WORK REQUIRED |
Locate all lines with the word "liberty". Copy them.

RECORDED INFORMATION |
--- START ---

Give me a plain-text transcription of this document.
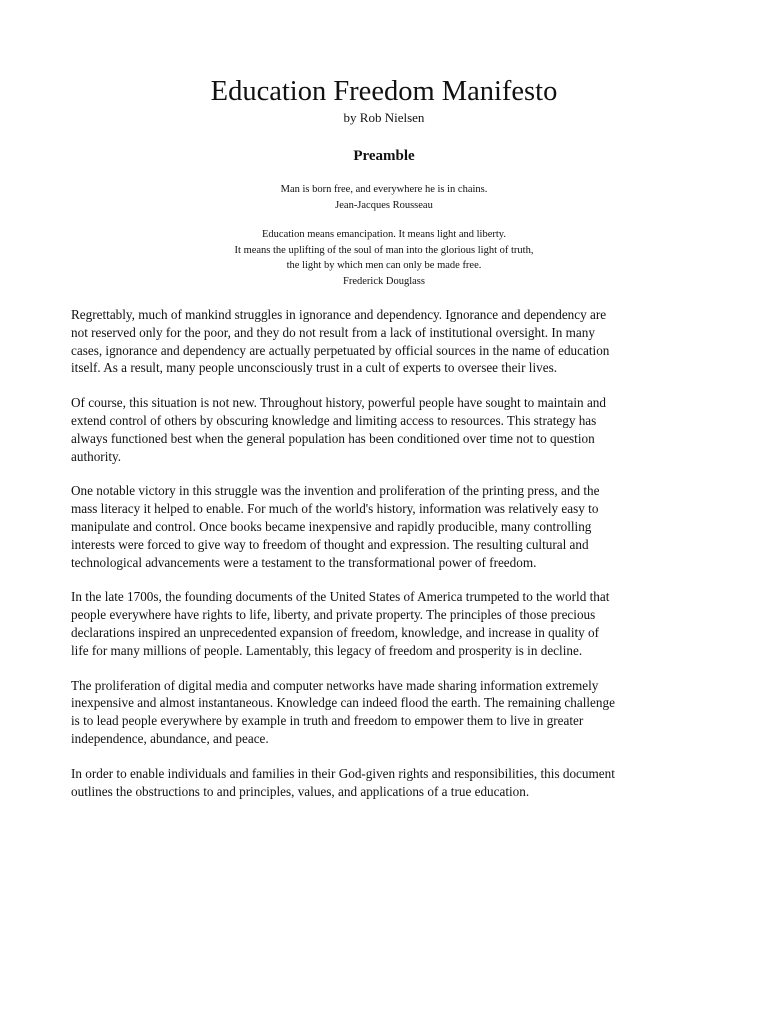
Education Freedom Manifesto
by Rob Nielsen
Preamble
Man is born free, and everywhere he is in chains.
Jean-Jacques Rousseau
Education means emancipation. It means light and liberty.
It means the uplifting of the soul of man into the glorious light of truth,
the light by which men can only be made free.
Frederick Douglass

Regrettably, much of mankind struggles in ignorance and dependency. Ignorance and dependency are
not reserved only for the poor, and they do not result from a lack of institutional oversight. In many
cases, ignorance and dependency are actually perpetuated by official sources in the name of education
itself. As a result, many people unconsciously trust in a cult of experts to oversee their lives.

Of course, this situation is not new. Throughout history, powerful people have sought to maintain and
extend control of others by obscuring knowledge and limiting access to resources. This strategy has
always functioned best when the general population has been conditioned over time not to question
authority.

One notable victory in this struggle was the invention and proliferation of the printing press, and the
mass literacy it helped to enable. For much of the world's history, information was relatively easy to
manipulate and control. Once books became inexpensive and rapidly producible, many controlling
interests were forced to give way to freedom of thought and expression. The resulting cultural and
technological advancements were a testament to the transformational power of freedom.

In the late 1700s, the founding documents of the United States of America trumpeted to the world that
people everywhere have rights to life, liberty, and private property. The principles of those precious
declarations inspired an unprecedented expansion of freedom, knowledge, and increase in quality of
life for many millions of people. Lamentably, this legacy of freedom and prosperity is in decline.

The proliferation of digital media and computer networks have made sharing information extremely
inexpensive and almost instantaneous. Knowledge can indeed flood the earth. The remaining challenge
is to lead people everywhere by example in truth and freedom to empower them to live in greater
independence, abundance, and peace.

In order to enable individuals and families in their God-given rights and responsibilities, this document
outlines the obstructions to and principles, values, and applications of a true education.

--- END ---

RESULT OF THIS EXERCISE |
Education means emancipation. It means light and liberty.
people everywhere have rights to life, liberty, and private property. The principles of those precious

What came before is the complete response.